INSTRUCTIONS TO FOLLOW: Pictures do not belong in the copy. Return all of the entries exactly.

DATASET ENTRIES:
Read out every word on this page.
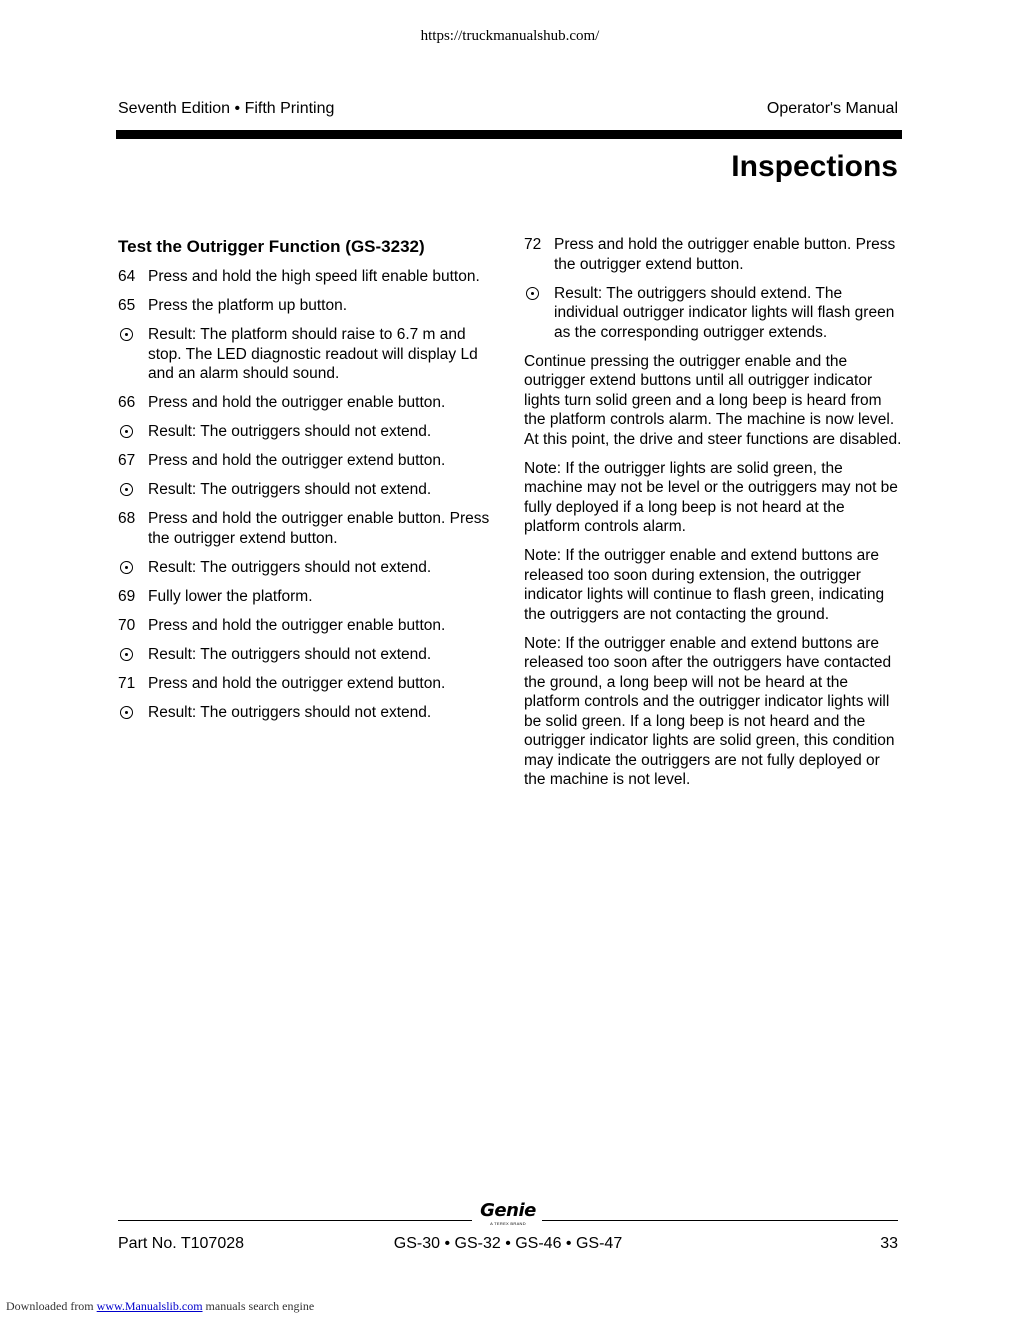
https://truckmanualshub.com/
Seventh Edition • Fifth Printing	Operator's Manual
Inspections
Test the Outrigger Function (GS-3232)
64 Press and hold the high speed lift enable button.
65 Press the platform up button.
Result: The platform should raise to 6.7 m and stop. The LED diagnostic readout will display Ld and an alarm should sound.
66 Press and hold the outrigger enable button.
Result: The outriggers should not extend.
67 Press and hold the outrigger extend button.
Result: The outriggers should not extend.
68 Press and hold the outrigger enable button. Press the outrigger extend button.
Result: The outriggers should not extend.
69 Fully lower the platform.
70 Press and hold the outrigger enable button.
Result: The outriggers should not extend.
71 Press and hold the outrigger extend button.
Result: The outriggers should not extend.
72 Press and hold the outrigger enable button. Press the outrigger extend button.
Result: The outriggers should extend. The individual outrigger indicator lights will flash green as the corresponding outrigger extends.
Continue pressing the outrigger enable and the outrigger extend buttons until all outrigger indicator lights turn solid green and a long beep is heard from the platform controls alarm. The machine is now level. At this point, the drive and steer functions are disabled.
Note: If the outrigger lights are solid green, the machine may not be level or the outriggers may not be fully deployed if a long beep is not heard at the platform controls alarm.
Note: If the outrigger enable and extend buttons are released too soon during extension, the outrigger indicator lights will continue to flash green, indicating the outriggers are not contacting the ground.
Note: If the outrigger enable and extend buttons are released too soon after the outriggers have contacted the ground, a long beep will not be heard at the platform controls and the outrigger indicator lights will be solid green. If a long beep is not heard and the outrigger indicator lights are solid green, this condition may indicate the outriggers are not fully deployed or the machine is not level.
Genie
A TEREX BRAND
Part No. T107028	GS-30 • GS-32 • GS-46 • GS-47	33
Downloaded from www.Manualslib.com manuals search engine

OUTPUT OF THE EXERCISE:
Read out every word on this page.
https://truckmanualshub.com/
Seventh Edition • Fifth Printing	Operator's Manual
Inspections
Test the Outrigger Function (GS-3232)
64 Press and hold the high speed lift enable button.
65 Press the platform up button.
Result: The platform should raise to 6.7 m and stop. The LED diagnostic readout will display Ld and an alarm should sound.
66 Press and hold the outrigger enable button.
Result: The outriggers should not extend.
67 Press and hold the outrigger extend button.
Result: The outriggers should not extend.
68 Press and hold the outrigger enable button. Press the outrigger extend button.
Result: The outriggers should not extend.
69 Fully lower the platform.
70 Press and hold the outrigger enable button.
Result: The outriggers should not extend.
71 Press and hold the outrigger extend button.
Result: The outriggers should not extend.
72 Press and hold the outrigger enable button. Press the outrigger extend button.
Result: The outriggers should extend. The individual outrigger indicator lights will flash green as the corresponding outrigger extends.
Continue pressing the outrigger enable and the outrigger extend buttons until all outrigger indicator lights turn solid green and a long beep is heard from the platform controls alarm. The machine is now level. At this point, the drive and steer functions are disabled.
Note: If the outrigger lights are solid green, the machine may not be level or the outriggers may not be fully deployed if a long beep is not heard at the platform controls alarm.
Note: If the outrigger enable and extend buttons are released too soon during extension, the outrigger indicator lights will continue to flash green, indicating the outriggers are not contacting the ground.
Note: If the outrigger enable and extend buttons are released too soon after the outriggers have contacted the ground, a long beep will not be heard at the platform controls and the outrigger indicator lights will be solid green. If a long beep is not heard and the outrigger indicator lights are solid green, this condition may indicate the outriggers are not fully deployed or the machine is not level.
Genie
A TEREX BRAND
Part No. T107028	GS-30 • GS-32 • GS-46 • GS-47	33
Downloaded from www.Manualslib.com manuals search engine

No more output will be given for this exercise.